Supplied material:
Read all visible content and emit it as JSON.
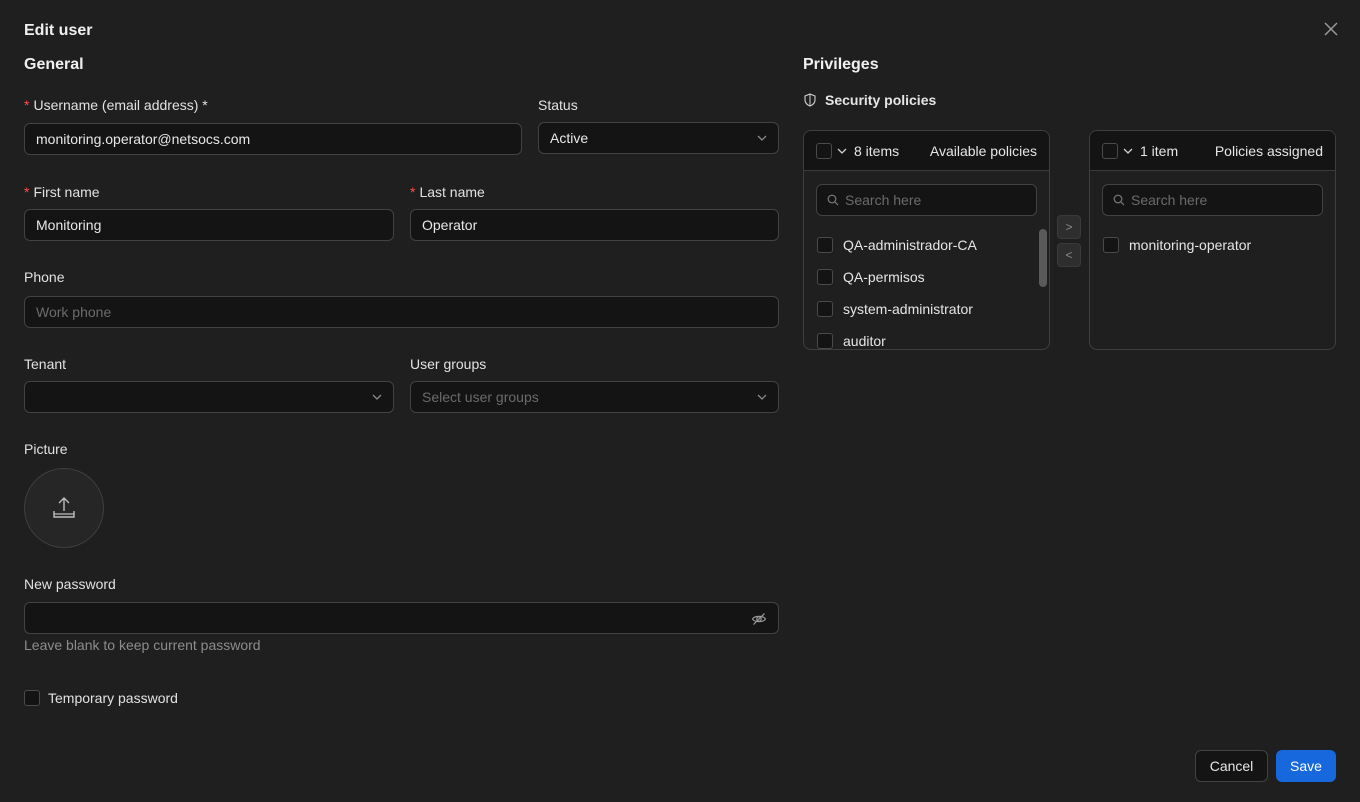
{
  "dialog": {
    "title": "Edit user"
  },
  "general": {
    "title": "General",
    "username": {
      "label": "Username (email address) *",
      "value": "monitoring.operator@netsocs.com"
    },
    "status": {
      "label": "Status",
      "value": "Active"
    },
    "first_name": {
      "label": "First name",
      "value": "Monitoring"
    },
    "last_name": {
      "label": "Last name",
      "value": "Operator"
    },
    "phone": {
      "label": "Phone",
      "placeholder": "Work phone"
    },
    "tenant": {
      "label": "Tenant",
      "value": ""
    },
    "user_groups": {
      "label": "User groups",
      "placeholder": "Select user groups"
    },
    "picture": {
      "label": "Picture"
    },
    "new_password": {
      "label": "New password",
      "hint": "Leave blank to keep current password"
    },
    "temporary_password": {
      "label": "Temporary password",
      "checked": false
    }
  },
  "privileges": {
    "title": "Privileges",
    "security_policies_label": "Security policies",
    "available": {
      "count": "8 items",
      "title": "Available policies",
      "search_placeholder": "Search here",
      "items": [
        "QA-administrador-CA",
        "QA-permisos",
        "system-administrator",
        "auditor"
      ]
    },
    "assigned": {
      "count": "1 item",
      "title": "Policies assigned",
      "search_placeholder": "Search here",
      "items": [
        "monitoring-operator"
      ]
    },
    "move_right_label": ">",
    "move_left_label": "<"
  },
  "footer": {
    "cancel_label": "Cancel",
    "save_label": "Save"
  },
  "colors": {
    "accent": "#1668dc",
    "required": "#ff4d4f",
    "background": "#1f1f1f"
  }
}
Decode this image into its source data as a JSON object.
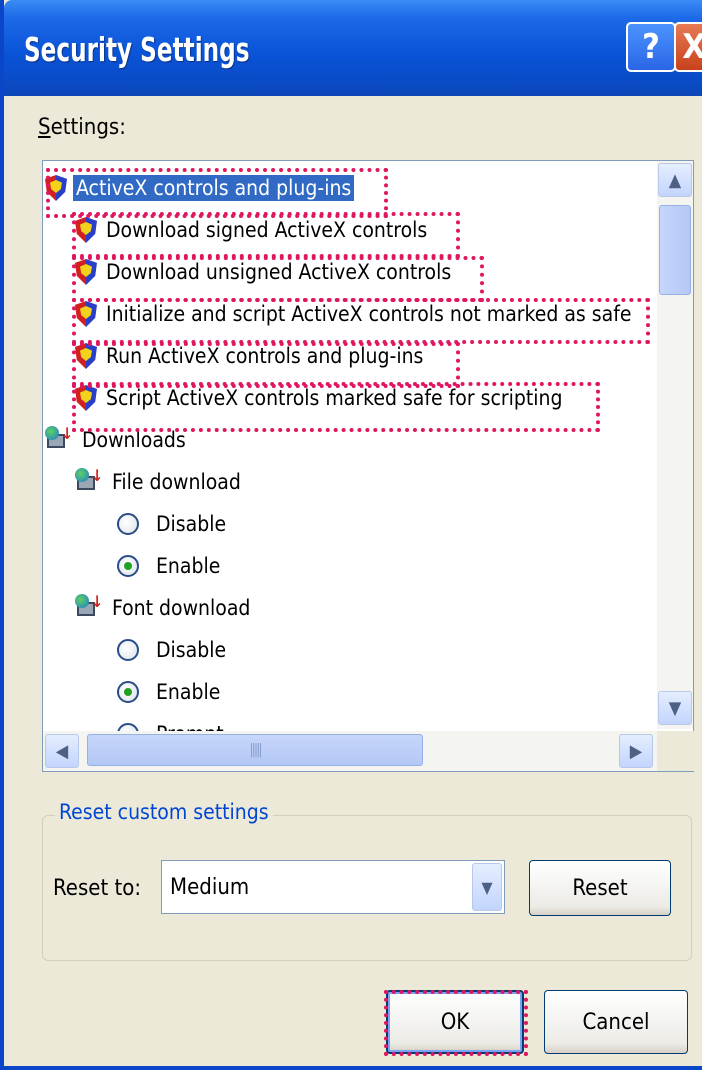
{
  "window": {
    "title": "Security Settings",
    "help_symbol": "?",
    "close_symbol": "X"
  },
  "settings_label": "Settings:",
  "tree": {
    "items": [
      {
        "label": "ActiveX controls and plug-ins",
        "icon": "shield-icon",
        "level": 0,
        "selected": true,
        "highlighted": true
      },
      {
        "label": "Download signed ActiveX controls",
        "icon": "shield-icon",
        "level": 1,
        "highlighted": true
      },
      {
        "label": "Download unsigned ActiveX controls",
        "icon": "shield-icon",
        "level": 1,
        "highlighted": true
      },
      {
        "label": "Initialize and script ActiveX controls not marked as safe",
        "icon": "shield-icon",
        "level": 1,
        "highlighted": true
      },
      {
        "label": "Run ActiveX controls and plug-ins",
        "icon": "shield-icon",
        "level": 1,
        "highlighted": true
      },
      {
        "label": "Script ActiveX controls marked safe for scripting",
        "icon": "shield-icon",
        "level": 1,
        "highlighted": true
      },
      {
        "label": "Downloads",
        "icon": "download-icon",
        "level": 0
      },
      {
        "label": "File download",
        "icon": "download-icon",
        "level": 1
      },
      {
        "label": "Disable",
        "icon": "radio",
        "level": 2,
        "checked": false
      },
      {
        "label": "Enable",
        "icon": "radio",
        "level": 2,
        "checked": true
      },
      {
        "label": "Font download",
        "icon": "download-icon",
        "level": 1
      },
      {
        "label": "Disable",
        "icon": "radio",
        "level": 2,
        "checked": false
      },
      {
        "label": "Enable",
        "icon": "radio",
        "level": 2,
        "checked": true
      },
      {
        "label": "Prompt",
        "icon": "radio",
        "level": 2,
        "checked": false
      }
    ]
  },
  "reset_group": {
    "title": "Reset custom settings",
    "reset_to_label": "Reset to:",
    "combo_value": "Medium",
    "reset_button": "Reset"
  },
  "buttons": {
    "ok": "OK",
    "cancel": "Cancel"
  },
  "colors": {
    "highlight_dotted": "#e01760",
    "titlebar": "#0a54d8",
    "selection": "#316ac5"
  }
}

Set exercise: Images must not appear in the copy; reproduce everything else in the records verbatim.

Written response:
Read all visible content and emit it as JSON.
{
  "dialog": {
    "title": "Edit user"
  },
  "general": {
    "title": "General",
    "username": {
      "label": "Username (email address) *",
      "value": "monitoring.operator@netsocs.com"
    },
    "status": {
      "label": "Status",
      "value": "Active"
    },
    "first_name": {
      "label": "First name",
      "value": "Monitoring"
    },
    "last_name": {
      "label": "Last name",
      "value": "Operator"
    },
    "phone": {
      "label": "Phone",
      "placeholder": "Work phone"
    },
    "tenant": {
      "label": "Tenant",
      "value": ""
    },
    "user_groups": {
      "label": "User groups",
      "placeholder": "Select user groups"
    },
    "picture": {
      "label": "Picture"
    },
    "new_password": {
      "label": "New password",
      "hint": "Leave blank to keep current password"
    },
    "temporary_password": {
      "label": "Temporary password",
      "checked": false
    }
  },
  "privileges": {
    "title": "Privileges",
    "security_policies_label": "Security policies",
    "available": {
      "count": "8 items",
      "title": "Available policies",
      "search_placeholder": "Search here",
      "items": [
        "QA-administrador-CA",
        "QA-permisos",
        "system-administrator",
        "auditor"
      ]
    },
    "assigned": {
      "count": "1 item",
      "title": "Policies assigned",
      "search_placeholder": "Search here",
      "items": [
        "monitoring-operator"
      ]
    },
    "move_right_label": ">",
    "move_left_label": "<"
  },
  "footer": {
    "cancel_label": "Cancel",
    "save_label": "Save"
  },
  "colors": {
    "accent": "#1668dc",
    "required": "#ff4d4f",
    "background": "#1f1f1f"
  }
}
Decode this image into its source data as a JSON object.
{
  "window": {
    "title": "Security Settings",
    "help_symbol": "?",
    "close_symbol": "X"
  },
  "settings_label": "Settings:",
  "tree": {
    "items": [
      {
        "label": "ActiveX controls and plug-ins",
        "icon": "shield-icon",
        "level": 0,
        "selected": true,
        "highlighted": true
      },
      {
        "label": "Download signed ActiveX controls",
        "icon": "shield-icon",
        "level": 1,
        "highlighted": true
      },
      {
        "label": "Download unsigned ActiveX controls",
        "icon": "shield-icon",
        "level": 1,
        "highlighted": true
      },
      {
        "label": "Initialize and script ActiveX controls not marked as safe",
        "icon": "shield-icon",
        "level": 1,
        "highlighted": true
      },
      {
        "label": "Run ActiveX controls and plug-ins",
        "icon": "shield-icon",
        "level": 1,
        "highlighted": true
      },
      {
        "label": "Script ActiveX controls marked safe for scripting",
        "icon": "shield-icon",
        "level": 1,
        "highlighted": true
      },
      {
        "label": "Downloads",
        "icon": "download-icon",
        "level": 0
      },
      {
        "label": "File download",
        "icon": "download-icon",
        "level": 1
      },
      {
        "label": "Disable",
        "icon": "radio",
        "level": 2,
        "checked": false
      },
      {
        "label": "Enable",
        "icon": "radio",
        "level": 2,
        "checked": true
      },
      {
        "label": "Font download",
        "icon": "download-icon",
        "level": 1
      },
      {
        "label": "Disable",
        "icon": "radio",
        "level": 2,
        "checked": false
      },
      {
        "label": "Enable",
        "icon": "radio",
        "level": 2,
        "checked": true
      },
      {
        "label": "Prompt",
        "icon": "radio",
        "level": 2,
        "checked": false
      }
    ]
  },
  "reset_group": {
    "title": "Reset custom settings",
    "reset_to_label": "Reset to:",
    "combo_value": "Medium",
    "reset_button": "Reset"
  },
  "buttons": {
    "ok": "OK",
    "cancel": "Cancel"
  },
  "colors": {
    "highlight_dotted": "#e01760",
    "titlebar": "#0a54d8",
    "selection": "#316ac5"
  }
}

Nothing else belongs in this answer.